→ **Exercise objective**: Each line that holds the word "living" is to be identified and copied.

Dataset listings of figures

──────────────────────────────

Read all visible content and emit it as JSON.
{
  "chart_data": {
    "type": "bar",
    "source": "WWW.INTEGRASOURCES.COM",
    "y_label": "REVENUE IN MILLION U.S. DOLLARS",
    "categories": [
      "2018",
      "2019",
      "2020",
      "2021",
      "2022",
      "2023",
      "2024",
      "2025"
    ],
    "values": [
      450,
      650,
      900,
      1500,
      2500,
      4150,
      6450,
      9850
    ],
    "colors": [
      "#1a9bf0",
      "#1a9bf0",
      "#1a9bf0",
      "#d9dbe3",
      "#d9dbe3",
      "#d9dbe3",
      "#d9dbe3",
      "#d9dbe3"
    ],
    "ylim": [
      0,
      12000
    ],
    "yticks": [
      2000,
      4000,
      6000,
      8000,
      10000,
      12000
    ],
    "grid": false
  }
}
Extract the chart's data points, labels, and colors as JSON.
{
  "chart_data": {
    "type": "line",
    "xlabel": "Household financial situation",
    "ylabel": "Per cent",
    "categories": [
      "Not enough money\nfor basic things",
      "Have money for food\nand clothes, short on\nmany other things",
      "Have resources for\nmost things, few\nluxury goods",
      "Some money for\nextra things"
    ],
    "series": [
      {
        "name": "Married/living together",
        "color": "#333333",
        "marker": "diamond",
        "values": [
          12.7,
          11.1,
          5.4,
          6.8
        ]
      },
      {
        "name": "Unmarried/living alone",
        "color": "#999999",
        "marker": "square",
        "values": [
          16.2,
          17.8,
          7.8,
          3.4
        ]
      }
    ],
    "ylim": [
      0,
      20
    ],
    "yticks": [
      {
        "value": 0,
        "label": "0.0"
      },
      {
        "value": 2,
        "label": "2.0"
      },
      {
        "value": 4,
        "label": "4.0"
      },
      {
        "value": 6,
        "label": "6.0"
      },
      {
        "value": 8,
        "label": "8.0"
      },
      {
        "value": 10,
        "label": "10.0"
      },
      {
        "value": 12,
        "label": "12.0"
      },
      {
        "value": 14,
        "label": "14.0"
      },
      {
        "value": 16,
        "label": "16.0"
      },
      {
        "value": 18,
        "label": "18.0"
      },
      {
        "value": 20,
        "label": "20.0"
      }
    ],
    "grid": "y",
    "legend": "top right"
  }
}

──────────────────────────────

→ **Final result**:
        "name": "Married/living together",
        "name": "Unmarried/living alone",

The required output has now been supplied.